__What to work on__
Starting from the line containing "Output a JSON", write out every remaining line exactly, the last one included.

** START Data records **

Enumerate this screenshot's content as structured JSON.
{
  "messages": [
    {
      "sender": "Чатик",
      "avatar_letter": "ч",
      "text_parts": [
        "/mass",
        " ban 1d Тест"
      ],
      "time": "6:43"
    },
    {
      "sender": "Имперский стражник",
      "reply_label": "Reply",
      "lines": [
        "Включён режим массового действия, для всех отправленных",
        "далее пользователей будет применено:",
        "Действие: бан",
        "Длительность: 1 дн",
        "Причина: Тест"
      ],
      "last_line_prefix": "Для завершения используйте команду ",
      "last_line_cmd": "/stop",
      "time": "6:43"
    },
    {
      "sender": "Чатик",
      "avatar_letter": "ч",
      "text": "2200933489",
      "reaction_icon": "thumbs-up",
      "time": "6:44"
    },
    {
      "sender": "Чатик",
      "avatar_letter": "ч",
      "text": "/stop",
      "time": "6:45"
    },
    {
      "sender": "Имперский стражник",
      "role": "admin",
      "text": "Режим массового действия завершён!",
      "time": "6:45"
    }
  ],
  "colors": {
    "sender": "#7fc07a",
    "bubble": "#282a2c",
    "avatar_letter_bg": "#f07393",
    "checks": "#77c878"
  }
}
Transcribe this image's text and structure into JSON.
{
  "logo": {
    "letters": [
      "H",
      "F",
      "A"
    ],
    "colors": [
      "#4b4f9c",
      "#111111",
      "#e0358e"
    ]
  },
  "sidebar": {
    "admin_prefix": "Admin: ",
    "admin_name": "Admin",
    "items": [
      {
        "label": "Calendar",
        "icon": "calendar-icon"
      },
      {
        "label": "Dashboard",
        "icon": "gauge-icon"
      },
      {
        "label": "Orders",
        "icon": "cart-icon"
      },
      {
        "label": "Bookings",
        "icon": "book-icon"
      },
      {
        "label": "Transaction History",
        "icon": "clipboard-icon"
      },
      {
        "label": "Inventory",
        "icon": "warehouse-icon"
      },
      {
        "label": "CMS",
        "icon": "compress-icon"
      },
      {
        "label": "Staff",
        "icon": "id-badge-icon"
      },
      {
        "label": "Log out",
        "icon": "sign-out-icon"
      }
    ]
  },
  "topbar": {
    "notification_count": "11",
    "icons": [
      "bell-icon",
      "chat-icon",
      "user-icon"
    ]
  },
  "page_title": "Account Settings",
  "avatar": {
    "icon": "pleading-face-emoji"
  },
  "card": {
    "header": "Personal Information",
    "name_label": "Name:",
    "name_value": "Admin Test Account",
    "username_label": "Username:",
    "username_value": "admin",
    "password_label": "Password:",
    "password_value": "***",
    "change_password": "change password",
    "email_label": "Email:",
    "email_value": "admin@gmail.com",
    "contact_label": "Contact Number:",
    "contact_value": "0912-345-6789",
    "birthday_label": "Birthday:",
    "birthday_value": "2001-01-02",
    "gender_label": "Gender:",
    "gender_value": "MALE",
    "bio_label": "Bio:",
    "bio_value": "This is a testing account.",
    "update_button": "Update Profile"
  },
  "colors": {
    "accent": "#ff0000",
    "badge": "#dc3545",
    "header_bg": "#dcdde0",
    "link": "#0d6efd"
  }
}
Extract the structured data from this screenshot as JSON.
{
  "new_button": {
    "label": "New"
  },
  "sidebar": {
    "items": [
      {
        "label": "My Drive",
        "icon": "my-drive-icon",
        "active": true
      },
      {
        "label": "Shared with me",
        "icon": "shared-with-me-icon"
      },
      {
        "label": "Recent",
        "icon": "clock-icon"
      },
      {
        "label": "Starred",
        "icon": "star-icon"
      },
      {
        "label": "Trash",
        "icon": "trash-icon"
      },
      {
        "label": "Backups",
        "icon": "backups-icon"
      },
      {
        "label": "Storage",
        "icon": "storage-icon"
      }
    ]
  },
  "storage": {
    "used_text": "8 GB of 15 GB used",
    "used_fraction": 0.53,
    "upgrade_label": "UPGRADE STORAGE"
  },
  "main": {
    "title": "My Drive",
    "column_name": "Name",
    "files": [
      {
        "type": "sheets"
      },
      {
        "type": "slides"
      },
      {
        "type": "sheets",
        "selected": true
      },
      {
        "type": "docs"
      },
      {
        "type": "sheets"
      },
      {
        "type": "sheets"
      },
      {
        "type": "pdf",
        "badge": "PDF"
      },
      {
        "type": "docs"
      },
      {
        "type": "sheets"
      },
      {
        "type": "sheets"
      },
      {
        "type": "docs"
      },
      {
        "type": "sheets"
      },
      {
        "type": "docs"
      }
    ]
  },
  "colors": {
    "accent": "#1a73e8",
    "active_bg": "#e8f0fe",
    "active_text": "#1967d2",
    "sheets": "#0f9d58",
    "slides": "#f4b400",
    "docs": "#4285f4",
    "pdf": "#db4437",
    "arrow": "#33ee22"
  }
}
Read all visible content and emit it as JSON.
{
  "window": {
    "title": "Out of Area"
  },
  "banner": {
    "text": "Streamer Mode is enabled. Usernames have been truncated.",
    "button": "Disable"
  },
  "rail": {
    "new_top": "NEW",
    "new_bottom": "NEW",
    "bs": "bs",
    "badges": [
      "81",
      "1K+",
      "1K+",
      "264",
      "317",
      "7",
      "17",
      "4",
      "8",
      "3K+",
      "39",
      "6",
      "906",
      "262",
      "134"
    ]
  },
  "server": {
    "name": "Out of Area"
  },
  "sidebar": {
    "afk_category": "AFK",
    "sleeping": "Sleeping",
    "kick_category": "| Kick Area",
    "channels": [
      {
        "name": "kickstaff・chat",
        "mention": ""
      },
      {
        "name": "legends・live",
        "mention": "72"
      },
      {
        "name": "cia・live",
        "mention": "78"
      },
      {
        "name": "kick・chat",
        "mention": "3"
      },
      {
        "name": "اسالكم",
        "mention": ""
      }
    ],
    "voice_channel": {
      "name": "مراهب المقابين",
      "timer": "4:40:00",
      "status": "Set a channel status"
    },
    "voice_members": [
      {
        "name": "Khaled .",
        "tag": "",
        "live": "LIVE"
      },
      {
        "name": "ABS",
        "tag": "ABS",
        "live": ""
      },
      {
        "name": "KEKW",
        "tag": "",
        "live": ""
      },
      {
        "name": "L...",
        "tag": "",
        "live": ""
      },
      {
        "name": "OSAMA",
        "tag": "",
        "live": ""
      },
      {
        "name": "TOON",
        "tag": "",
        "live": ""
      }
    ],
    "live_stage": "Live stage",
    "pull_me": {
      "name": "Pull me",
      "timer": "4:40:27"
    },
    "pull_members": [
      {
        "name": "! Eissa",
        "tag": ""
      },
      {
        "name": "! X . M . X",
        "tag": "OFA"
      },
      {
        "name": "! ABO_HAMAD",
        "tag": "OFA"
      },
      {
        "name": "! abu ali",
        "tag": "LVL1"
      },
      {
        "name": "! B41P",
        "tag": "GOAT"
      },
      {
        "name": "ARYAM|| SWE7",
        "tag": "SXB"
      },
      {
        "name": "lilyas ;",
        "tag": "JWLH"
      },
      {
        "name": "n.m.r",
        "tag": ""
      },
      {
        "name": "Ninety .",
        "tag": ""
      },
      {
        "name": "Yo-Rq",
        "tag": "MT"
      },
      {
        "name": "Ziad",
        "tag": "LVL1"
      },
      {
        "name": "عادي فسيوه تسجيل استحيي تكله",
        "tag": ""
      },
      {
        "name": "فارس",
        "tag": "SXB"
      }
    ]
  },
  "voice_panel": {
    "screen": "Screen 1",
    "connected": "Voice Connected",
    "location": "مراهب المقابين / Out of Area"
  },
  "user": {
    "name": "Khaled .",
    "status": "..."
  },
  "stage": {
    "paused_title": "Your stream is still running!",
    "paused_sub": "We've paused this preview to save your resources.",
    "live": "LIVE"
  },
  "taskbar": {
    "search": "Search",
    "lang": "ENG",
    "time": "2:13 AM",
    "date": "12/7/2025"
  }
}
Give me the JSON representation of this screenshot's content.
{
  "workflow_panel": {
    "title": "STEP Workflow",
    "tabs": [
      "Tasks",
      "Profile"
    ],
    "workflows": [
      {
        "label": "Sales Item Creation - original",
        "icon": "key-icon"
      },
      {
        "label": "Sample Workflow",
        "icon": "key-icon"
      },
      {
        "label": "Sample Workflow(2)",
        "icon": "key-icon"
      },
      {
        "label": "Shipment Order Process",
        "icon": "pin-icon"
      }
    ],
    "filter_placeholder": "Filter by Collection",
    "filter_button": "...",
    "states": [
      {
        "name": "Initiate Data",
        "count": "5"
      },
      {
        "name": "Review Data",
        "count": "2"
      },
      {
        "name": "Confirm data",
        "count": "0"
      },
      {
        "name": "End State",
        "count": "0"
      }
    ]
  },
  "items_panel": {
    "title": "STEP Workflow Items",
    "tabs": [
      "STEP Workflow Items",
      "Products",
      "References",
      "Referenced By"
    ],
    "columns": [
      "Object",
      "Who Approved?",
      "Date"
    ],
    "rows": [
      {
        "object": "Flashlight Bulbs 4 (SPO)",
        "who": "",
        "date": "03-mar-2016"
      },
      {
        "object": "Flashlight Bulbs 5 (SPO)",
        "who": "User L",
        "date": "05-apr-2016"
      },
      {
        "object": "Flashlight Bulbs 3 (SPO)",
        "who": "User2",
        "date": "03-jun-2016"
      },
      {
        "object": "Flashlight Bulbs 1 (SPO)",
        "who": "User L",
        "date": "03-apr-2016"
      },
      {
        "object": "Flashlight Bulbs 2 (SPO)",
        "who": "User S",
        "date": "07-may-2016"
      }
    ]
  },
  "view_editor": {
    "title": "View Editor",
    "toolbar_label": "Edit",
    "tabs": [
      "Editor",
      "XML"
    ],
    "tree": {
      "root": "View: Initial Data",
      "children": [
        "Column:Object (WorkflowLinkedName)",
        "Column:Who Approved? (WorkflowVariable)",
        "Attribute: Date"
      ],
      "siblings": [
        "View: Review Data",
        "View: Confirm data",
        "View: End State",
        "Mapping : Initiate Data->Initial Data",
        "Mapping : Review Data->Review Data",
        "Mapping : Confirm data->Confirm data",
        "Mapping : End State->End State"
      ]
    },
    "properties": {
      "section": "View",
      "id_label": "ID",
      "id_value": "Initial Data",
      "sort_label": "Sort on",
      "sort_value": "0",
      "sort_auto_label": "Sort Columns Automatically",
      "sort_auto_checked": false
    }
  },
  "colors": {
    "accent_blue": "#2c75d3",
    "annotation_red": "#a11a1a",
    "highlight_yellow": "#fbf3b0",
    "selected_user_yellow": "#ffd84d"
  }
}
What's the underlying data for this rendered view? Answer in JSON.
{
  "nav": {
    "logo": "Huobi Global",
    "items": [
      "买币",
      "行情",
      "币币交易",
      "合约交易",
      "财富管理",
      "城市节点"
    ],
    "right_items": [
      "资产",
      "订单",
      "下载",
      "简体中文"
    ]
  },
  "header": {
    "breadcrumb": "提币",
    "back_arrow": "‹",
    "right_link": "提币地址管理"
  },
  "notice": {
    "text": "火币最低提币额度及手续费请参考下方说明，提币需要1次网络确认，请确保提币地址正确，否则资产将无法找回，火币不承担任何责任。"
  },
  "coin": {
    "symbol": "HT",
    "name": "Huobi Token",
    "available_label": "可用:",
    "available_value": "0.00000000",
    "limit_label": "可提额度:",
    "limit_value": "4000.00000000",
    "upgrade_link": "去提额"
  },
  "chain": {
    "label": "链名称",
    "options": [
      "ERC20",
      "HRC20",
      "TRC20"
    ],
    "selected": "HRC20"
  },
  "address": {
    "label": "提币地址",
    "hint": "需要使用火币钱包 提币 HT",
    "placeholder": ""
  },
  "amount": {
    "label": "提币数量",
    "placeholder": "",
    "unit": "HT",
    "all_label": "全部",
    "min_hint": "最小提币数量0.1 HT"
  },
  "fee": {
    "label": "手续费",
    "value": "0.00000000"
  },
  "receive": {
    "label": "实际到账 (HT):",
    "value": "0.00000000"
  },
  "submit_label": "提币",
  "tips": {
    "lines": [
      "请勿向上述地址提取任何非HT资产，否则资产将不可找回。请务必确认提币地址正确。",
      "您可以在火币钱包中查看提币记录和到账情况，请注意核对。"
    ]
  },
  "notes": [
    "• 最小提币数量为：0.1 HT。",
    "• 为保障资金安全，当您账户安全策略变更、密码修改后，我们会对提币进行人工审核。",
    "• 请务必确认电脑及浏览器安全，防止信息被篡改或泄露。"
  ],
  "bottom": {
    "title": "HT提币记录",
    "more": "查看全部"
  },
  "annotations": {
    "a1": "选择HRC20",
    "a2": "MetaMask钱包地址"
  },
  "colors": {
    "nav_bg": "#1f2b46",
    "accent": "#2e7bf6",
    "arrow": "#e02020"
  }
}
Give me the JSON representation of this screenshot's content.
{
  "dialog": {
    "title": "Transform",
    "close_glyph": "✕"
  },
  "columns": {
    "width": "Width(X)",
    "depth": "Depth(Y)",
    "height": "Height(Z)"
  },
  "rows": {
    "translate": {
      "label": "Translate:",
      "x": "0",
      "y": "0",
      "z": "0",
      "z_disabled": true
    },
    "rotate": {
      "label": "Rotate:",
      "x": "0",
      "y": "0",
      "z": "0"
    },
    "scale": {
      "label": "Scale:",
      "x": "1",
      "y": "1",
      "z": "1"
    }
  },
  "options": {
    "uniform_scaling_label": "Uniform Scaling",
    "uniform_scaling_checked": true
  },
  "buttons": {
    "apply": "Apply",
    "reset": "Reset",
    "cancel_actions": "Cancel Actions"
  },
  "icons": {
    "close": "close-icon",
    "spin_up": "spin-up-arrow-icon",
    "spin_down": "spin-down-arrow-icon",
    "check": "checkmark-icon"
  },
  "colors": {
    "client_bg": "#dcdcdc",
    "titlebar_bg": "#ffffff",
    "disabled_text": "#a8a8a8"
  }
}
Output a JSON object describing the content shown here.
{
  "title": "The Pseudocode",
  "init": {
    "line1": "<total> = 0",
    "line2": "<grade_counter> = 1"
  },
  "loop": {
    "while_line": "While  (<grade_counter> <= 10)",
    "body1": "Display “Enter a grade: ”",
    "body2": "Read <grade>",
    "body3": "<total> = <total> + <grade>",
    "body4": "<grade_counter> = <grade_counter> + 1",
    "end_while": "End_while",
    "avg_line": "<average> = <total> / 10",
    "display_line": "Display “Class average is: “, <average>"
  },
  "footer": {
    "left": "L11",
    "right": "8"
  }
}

** END Data records **

__Worked answer__
Output a JSON object describing the content shown here.
{
  "title": "The Pseudocode",
  "init": {
    "line1": "<total> = 0",
    "line2": "<grade_counter> = 1"
  },
  "loop": {
    "while_line": "While  (<grade_counter> <= 10)",
    "body1": "Display “Enter a grade: ”",
    "body2": "Read <grade>",
    "body3": "<total> = <total> + <grade>",
    "body4": "<grade_counter> = <grade_counter> + 1",
    "end_while": "End_while",
    "avg_line": "<average> = <total> / 10",
    "display_line": "Display “Class average is: “, <average>"
  },
  "footer": {
    "left": "L11",
    "right": "8"
  }
}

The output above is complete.